=== Supplied records ===
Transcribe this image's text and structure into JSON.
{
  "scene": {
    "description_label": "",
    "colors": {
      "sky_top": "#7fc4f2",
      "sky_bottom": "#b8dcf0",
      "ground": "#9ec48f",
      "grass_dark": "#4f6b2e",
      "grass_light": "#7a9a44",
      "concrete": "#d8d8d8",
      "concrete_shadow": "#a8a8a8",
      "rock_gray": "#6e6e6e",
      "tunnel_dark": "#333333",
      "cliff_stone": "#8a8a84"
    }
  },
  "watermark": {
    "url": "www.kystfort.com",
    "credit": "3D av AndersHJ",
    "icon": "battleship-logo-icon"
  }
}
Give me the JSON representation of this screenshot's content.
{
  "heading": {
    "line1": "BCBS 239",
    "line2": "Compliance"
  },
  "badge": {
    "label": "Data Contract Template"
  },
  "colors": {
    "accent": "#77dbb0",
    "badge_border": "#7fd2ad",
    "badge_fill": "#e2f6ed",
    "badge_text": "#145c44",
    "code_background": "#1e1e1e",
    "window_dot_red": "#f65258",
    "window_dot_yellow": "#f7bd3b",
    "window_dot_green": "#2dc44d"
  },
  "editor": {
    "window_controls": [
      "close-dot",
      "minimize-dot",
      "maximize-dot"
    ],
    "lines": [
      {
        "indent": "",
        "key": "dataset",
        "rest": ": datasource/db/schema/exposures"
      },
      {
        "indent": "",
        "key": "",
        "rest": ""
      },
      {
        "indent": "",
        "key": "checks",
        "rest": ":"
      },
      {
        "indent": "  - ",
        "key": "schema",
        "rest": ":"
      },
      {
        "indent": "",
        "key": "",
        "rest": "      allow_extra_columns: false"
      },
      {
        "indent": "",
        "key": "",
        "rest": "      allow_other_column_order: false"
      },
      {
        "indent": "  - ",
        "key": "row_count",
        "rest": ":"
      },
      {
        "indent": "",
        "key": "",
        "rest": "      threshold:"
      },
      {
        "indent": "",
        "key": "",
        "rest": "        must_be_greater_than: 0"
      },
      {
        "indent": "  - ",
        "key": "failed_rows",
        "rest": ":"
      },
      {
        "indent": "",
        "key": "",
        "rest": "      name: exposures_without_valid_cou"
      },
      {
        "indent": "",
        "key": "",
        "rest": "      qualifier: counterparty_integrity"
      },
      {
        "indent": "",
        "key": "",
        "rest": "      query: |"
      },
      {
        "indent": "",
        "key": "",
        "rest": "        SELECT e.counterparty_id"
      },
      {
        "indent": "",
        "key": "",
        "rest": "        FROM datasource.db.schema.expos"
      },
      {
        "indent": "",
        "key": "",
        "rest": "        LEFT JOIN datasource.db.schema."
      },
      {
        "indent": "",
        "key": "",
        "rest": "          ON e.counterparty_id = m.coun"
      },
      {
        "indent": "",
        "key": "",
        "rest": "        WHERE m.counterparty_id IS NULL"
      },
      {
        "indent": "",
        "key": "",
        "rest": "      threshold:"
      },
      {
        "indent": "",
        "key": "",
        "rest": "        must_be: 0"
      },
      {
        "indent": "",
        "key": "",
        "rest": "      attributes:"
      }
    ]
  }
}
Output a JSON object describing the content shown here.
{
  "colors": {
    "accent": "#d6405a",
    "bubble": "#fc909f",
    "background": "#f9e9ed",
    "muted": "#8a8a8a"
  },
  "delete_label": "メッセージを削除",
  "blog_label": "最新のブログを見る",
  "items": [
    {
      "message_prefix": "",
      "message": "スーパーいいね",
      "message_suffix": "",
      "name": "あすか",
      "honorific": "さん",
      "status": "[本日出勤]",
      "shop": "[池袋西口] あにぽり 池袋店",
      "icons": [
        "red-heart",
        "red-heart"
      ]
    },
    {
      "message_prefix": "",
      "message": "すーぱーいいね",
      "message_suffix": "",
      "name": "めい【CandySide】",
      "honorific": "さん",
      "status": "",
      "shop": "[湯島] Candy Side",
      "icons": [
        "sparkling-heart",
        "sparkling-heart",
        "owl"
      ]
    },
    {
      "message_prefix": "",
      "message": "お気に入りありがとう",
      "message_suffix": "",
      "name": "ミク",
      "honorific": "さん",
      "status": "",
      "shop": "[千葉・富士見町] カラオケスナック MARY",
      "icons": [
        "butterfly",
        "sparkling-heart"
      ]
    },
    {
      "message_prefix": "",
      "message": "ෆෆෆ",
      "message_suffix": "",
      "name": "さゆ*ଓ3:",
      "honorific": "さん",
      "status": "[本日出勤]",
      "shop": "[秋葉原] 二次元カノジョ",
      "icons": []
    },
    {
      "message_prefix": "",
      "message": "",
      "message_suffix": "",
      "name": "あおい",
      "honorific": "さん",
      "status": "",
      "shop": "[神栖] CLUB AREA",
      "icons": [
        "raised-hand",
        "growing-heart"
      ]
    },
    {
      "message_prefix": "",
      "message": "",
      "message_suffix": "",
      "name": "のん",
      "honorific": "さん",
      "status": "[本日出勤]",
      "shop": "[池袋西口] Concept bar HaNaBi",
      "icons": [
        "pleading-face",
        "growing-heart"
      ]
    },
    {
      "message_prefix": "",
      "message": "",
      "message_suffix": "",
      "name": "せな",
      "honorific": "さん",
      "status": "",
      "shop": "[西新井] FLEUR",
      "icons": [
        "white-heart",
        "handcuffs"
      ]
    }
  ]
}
===
Repeat each of the entries above precisely as given.

Transcribe this image's text and structure into JSON.
{
  "scene": {
    "description_label": "",
    "colors": {
      "sky_top": "#7fc4f2",
      "sky_bottom": "#b8dcf0",
      "ground": "#9ec48f",
      "grass_dark": "#4f6b2e",
      "grass_light": "#7a9a44",
      "concrete": "#d8d8d8",
      "concrete_shadow": "#a8a8a8",
      "rock_gray": "#6e6e6e",
      "tunnel_dark": "#333333",
      "cliff_stone": "#8a8a84"
    }
  },
  "watermark": {
    "url": "www.kystfort.com",
    "credit": "3D av AndersHJ",
    "icon": "battleship-logo-icon"
  }
}
Give me the JSON representation of this screenshot's content.
{
  "heading": {
    "line1": "BCBS 239",
    "line2": "Compliance"
  },
  "badge": {
    "label": "Data Contract Template"
  },
  "colors": {
    "accent": "#77dbb0",
    "badge_border": "#7fd2ad",
    "badge_fill": "#e2f6ed",
    "badge_text": "#145c44",
    "code_background": "#1e1e1e",
    "window_dot_red": "#f65258",
    "window_dot_yellow": "#f7bd3b",
    "window_dot_green": "#2dc44d"
  },
  "editor": {
    "window_controls": [
      "close-dot",
      "minimize-dot",
      "maximize-dot"
    ],
    "lines": [
      {
        "indent": "",
        "key": "dataset",
        "rest": ": datasource/db/schema/exposures"
      },
      {
        "indent": "",
        "key": "",
        "rest": ""
      },
      {
        "indent": "",
        "key": "checks",
        "rest": ":"
      },
      {
        "indent": "  - ",
        "key": "schema",
        "rest": ":"
      },
      {
        "indent": "",
        "key": "",
        "rest": "      allow_extra_columns: false"
      },
      {
        "indent": "",
        "key": "",
        "rest": "      allow_other_column_order: false"
      },
      {
        "indent": "  - ",
        "key": "row_count",
        "rest": ":"
      },
      {
        "indent": "",
        "key": "",
        "rest": "      threshold:"
      },
      {
        "indent": "",
        "key": "",
        "rest": "        must_be_greater_than: 0"
      },
      {
        "indent": "  - ",
        "key": "failed_rows",
        "rest": ":"
      },
      {
        "indent": "",
        "key": "",
        "rest": "      name: exposures_without_valid_cou"
      },
      {
        "indent": "",
        "key": "",
        "rest": "      qualifier: counterparty_integrity"
      },
      {
        "indent": "",
        "key": "",
        "rest": "      query: |"
      },
      {
        "indent": "",
        "key": "",
        "rest": "        SELECT e.counterparty_id"
      },
      {
        "indent": "",
        "key": "",
        "rest": "        FROM datasource.db.schema.expos"
      },
      {
        "indent": "",
        "key": "",
        "rest": "        LEFT JOIN datasource.db.schema."
      },
      {
        "indent": "",
        "key": "",
        "rest": "          ON e.counterparty_id = m.coun"
      },
      {
        "indent": "",
        "key": "",
        "rest": "        WHERE m.counterparty_id IS NULL"
      },
      {
        "indent": "",
        "key": "",
        "rest": "      threshold:"
      },
      {
        "indent": "",
        "key": "",
        "rest": "        must_be: 0"
      },
      {
        "indent": "",
        "key": "",
        "rest": "      attributes:"
      }
    ]
  }
}
Output a JSON object describing the content shown here.
{
  "colors": {
    "accent": "#d6405a",
    "bubble": "#fc909f",
    "background": "#f9e9ed",
    "muted": "#8a8a8a"
  },
  "delete_label": "メッセージを削除",
  "blog_label": "最新のブログを見る",
  "items": [
    {
      "message_prefix": "",
      "message": "スーパーいいね",
      "message_suffix": "",
      "name": "あすか",
      "honorific": "さん",
      "status": "[本日出勤]",
      "shop": "[池袋西口] あにぽり 池袋店",
      "icons": [
        "red-heart",
        "red-heart"
      ]
    },
    {
      "message_prefix": "",
      "message": "すーぱーいいね",
      "message_suffix": "",
      "name": "めい【CandySide】",
      "honorific": "さん",
      "status": "",
      "shop": "[湯島] Candy Side",
      "icons": [
        "sparkling-heart",
        "sparkling-heart",
        "owl"
      ]
    },
    {
      "message_prefix": "",
      "message": "お気に入りありがとう",
      "message_suffix": "",
      "name": "ミク",
      "honorific": "さん",
      "status": "",
      "shop": "[千葉・富士見町] カラオケスナック MARY",
      "icons": [
        "butterfly",
        "sparkling-heart"
      ]
    },
    {
      "message_prefix": "",
      "message": "ෆෆෆ",
      "message_suffix": "",
      "name": "さゆ*ଓ3:",
      "honorific": "さん",
      "status": "[本日出勤]",
      "shop": "[秋葉原] 二次元カノジョ",
      "icons": []
    },
    {
      "message_prefix": "",
      "message": "",
      "message_suffix": "",
      "name": "あおい",
      "honorific": "さん",
      "status": "",
      "shop": "[神栖] CLUB AREA",
      "icons": [
        "raised-hand",
        "growing-heart"
      ]
    },
    {
      "message_prefix": "",
      "message": "",
      "message_suffix": "",
      "name": "のん",
      "honorific": "さん",
      "status": "[本日出勤]",
      "shop": "[池袋西口] Concept bar HaNaBi",
      "icons": [
        "pleading-face",
        "growing-heart"
      ]
    },
    {
      "message_prefix": "",
      "message": "",
      "message_suffix": "",
      "name": "せな",
      "honorific": "さん",
      "status": "",
      "shop": "[西新井] FLEUR",
      "icons": [
        "white-heart",
        "handcuffs"
      ]
    }
  ]
}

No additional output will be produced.